[Stored entries]
⁂

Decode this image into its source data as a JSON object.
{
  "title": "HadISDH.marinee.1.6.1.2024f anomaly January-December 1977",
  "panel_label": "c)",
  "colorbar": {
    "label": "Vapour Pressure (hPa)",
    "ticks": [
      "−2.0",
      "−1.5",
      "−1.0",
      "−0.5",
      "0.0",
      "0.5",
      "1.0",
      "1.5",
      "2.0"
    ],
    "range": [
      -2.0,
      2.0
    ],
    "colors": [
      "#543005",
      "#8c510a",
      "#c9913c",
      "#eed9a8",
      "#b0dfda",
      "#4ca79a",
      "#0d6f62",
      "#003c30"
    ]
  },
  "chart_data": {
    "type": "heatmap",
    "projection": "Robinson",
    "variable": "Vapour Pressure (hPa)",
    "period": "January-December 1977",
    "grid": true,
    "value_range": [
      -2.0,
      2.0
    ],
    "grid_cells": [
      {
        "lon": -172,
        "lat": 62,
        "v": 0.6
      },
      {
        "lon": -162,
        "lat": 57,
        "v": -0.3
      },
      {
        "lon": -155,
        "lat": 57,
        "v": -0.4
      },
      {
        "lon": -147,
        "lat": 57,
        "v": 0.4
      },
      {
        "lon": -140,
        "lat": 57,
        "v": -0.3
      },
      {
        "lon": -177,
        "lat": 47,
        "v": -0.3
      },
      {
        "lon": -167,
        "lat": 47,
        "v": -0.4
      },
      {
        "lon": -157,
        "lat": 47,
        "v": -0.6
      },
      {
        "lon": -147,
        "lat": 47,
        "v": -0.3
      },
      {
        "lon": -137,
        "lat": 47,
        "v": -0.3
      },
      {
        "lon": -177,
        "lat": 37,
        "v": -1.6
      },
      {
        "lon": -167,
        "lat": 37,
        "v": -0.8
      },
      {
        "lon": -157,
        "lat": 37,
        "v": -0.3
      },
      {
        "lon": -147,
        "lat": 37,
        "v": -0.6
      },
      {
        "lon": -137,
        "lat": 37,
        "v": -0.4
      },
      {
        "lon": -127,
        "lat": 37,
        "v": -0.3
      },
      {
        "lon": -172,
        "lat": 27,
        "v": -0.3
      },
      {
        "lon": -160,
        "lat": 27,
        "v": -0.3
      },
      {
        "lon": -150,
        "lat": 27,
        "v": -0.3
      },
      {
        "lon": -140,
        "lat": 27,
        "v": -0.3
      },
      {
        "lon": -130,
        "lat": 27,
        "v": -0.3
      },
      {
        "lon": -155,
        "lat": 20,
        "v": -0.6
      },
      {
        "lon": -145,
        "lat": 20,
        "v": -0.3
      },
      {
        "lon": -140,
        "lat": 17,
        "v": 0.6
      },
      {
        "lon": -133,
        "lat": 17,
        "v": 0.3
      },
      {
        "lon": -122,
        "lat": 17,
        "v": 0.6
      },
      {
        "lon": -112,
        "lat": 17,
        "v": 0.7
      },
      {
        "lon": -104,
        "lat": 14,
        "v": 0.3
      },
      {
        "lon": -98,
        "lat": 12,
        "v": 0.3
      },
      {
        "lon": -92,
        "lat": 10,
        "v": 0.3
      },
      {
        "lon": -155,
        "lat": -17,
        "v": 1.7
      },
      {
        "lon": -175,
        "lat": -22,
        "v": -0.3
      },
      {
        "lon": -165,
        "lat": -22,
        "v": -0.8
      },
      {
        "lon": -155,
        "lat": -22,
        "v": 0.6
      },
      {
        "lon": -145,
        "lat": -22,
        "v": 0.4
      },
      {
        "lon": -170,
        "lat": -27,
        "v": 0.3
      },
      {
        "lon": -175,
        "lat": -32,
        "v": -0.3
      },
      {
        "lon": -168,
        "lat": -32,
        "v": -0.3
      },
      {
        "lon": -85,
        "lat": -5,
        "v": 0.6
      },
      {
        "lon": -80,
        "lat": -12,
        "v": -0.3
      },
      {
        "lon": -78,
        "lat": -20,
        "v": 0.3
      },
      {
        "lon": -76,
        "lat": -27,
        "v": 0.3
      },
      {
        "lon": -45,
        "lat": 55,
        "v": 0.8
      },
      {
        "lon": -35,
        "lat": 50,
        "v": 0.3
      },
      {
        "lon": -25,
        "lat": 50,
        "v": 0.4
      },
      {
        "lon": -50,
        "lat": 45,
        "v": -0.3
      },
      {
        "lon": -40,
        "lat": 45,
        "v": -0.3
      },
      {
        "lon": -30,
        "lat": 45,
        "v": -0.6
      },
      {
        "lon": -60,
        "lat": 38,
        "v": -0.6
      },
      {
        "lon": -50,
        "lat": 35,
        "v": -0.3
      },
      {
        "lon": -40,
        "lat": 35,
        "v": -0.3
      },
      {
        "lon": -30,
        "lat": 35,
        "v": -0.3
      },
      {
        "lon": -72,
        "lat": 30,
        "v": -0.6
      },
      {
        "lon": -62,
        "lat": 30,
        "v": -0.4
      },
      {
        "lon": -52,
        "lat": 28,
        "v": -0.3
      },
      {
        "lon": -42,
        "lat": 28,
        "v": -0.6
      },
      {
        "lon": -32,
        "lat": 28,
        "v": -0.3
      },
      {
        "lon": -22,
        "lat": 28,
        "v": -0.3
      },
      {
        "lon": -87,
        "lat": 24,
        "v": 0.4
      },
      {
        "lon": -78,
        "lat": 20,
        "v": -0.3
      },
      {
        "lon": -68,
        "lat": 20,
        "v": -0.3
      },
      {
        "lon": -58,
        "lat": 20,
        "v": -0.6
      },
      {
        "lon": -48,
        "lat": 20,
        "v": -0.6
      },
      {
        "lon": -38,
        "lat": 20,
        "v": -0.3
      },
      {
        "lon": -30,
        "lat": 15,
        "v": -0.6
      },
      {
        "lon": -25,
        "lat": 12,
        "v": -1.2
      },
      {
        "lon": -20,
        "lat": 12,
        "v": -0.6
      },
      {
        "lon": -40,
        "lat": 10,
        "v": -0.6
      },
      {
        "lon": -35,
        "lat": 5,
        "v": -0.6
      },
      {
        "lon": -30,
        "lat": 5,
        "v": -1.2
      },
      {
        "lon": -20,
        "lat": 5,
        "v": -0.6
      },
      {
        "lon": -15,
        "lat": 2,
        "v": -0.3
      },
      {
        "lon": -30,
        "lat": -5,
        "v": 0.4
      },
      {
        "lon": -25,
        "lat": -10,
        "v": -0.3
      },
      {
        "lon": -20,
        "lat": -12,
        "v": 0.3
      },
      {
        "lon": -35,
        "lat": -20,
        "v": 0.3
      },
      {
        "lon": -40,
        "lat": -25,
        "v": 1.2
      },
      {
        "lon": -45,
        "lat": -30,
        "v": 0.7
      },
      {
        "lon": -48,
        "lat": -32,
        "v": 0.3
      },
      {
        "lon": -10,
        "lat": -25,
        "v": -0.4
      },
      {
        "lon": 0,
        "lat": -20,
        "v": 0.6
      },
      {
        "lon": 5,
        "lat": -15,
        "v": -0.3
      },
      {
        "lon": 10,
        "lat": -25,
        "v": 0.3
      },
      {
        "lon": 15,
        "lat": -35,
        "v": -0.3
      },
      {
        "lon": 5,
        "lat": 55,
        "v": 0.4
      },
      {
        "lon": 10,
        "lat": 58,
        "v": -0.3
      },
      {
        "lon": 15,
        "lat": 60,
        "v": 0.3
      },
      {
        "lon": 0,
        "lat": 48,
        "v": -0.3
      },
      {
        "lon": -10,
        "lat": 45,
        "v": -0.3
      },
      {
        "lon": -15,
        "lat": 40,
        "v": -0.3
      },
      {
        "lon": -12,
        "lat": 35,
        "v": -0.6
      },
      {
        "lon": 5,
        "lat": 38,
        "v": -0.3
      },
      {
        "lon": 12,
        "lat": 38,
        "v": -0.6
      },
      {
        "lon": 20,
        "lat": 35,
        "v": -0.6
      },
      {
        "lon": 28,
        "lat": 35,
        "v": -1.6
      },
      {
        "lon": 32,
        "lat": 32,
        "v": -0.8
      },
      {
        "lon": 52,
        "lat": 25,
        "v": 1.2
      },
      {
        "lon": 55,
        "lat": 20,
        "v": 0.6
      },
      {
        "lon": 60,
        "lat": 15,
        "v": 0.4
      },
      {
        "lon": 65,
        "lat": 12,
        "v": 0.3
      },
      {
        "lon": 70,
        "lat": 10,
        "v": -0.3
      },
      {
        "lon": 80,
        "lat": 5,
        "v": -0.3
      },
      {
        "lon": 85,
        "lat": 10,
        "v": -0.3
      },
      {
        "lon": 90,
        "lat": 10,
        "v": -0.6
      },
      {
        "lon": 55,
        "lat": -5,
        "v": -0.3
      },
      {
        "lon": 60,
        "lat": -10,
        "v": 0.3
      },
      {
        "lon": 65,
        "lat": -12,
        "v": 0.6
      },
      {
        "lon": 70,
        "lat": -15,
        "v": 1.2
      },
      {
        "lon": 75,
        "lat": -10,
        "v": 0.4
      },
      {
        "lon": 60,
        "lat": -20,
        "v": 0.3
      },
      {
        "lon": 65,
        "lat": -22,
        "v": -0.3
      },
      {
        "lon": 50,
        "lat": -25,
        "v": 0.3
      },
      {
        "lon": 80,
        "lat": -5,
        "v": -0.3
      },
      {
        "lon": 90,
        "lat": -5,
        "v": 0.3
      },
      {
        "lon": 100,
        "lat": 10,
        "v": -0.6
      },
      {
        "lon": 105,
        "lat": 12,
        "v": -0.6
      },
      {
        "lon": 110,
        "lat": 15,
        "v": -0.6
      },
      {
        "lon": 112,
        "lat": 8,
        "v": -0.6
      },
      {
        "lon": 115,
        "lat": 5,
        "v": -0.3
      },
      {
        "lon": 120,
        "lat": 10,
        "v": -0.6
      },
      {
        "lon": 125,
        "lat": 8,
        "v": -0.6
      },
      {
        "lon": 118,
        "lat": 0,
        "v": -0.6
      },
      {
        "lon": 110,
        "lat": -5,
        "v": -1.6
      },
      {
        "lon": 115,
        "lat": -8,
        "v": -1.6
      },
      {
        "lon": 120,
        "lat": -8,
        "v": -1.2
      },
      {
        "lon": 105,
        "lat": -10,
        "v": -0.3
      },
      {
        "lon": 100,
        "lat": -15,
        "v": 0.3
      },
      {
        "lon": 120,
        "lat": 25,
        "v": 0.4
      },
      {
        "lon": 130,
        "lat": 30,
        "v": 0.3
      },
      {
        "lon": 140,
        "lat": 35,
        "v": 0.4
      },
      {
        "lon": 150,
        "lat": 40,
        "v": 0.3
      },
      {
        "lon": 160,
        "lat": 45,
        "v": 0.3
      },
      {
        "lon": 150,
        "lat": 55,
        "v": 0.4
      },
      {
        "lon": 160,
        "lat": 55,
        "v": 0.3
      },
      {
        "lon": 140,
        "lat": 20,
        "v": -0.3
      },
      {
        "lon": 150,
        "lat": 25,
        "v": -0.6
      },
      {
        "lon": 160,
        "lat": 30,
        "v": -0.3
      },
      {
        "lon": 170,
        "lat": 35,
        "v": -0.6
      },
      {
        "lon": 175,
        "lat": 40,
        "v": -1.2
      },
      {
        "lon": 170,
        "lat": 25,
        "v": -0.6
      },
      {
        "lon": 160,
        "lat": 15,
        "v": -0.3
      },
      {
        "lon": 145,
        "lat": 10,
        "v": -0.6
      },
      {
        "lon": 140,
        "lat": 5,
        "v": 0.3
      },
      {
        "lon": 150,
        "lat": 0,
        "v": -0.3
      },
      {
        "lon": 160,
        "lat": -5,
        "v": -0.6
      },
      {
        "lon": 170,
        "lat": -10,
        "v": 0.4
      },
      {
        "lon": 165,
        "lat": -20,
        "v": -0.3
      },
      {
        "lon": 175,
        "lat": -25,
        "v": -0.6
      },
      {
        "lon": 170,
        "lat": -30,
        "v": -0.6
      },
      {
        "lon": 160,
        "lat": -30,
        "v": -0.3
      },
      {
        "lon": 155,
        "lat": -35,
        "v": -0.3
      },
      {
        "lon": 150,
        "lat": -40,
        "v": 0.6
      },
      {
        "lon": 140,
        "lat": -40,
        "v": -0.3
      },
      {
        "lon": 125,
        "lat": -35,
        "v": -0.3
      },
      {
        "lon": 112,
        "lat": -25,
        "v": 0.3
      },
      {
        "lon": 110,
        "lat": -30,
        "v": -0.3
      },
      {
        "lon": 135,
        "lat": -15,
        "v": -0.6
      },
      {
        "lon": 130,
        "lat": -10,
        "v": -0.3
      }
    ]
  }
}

⁂

● Aim of the task:
Show each line of the data that contains the string "Vapour".

● Response to the task:
    "label": "Vapour Pressure (hPa)",
    "variable": "Vapour Pressure (hPa)",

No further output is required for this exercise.